PROVIDED INFORMATION:

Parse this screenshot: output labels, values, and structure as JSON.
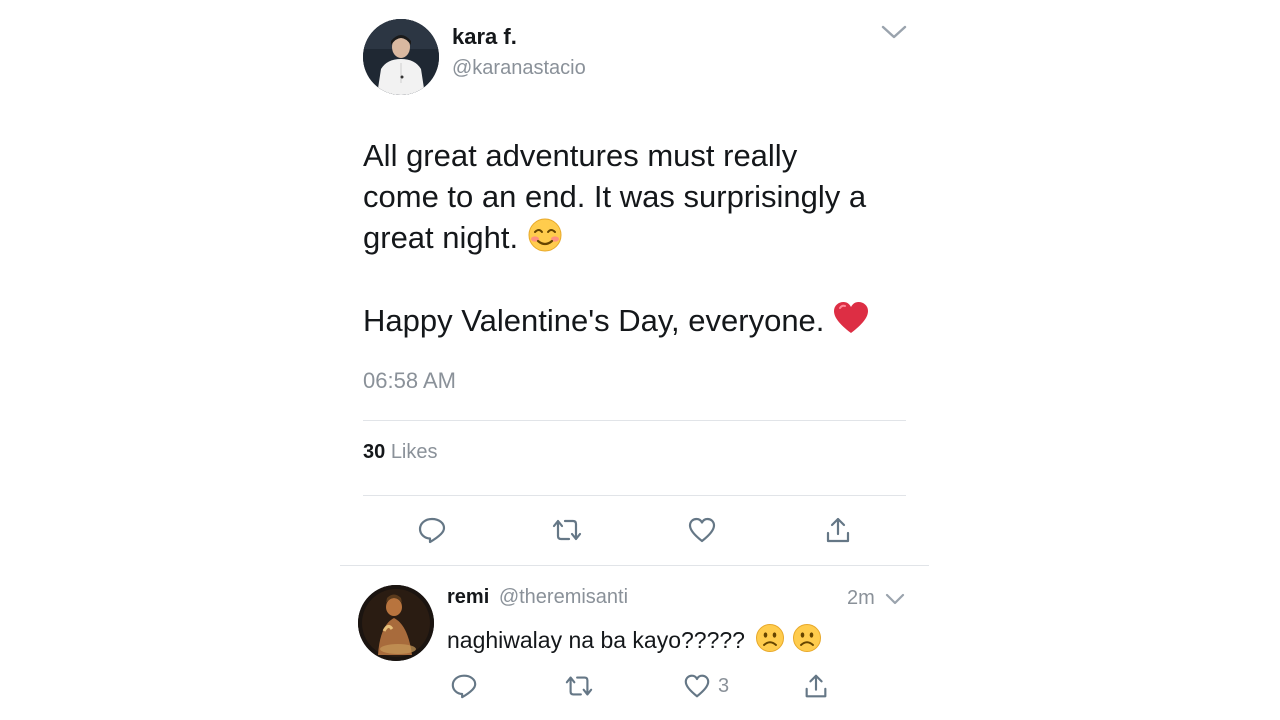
{
  "main_tweet": {
    "author_name": "kara f.",
    "author_handle": "@karanastacio",
    "text_lines": [
      "All great adventures must really",
      "come to an end. It was surprisingly a",
      "great night."
    ],
    "text_line_2": "Happy Valentine's Day, everyone.",
    "emoji_1": "relieved-smile-emoji",
    "emoji_2": "red-heart-emoji",
    "time": "06:58 AM",
    "likes_count": "30",
    "likes_label": "Likes",
    "actions": [
      "reply-icon",
      "retweet-icon",
      "like-icon",
      "share-icon"
    ]
  },
  "reply": {
    "author_name": "remi",
    "author_handle": "@theremisanti",
    "age": "2m",
    "text": "naghiwalay na ba kayo?????",
    "emojis": [
      "frowning-face-emoji",
      "frowning-face-emoji"
    ],
    "like_count": "3",
    "actions": [
      "reply-icon",
      "retweet-icon",
      "like-icon",
      "share-icon"
    ]
  },
  "colors": {
    "text": "#14171a",
    "muted": "#8a9199",
    "divider": "#e1e4e8",
    "heart": "#e0245e"
  }
}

EXERCISE TASK:
Reproduce all of the data exactly, omitting each picture it holds.

RESULT OF THIS TASK:
Parse this screenshot: output labels, values, and structure as JSON.
{
  "main_tweet": {
    "author_name": "kara f.",
    "author_handle": "@karanastacio",
    "text_lines": [
      "All great adventures must really",
      "come to an end. It was surprisingly a",
      "great night."
    ],
    "text_line_2": "Happy Valentine's Day, everyone.",
    "emoji_1": "relieved-smile-emoji",
    "emoji_2": "red-heart-emoji",
    "time": "06:58 AM",
    "likes_count": "30",
    "likes_label": "Likes",
    "actions": [
      "reply-icon",
      "retweet-icon",
      "like-icon",
      "share-icon"
    ]
  },
  "reply": {
    "author_name": "remi",
    "author_handle": "@theremisanti",
    "age": "2m",
    "text": "naghiwalay na ba kayo?????",
    "emojis": [
      "frowning-face-emoji",
      "frowning-face-emoji"
    ],
    "like_count": "3",
    "actions": [
      "reply-icon",
      "retweet-icon",
      "like-icon",
      "share-icon"
    ]
  },
  "colors": {
    "text": "#14171a",
    "muted": "#8a9199",
    "divider": "#e1e4e8",
    "heart": "#e0245e"
  }
}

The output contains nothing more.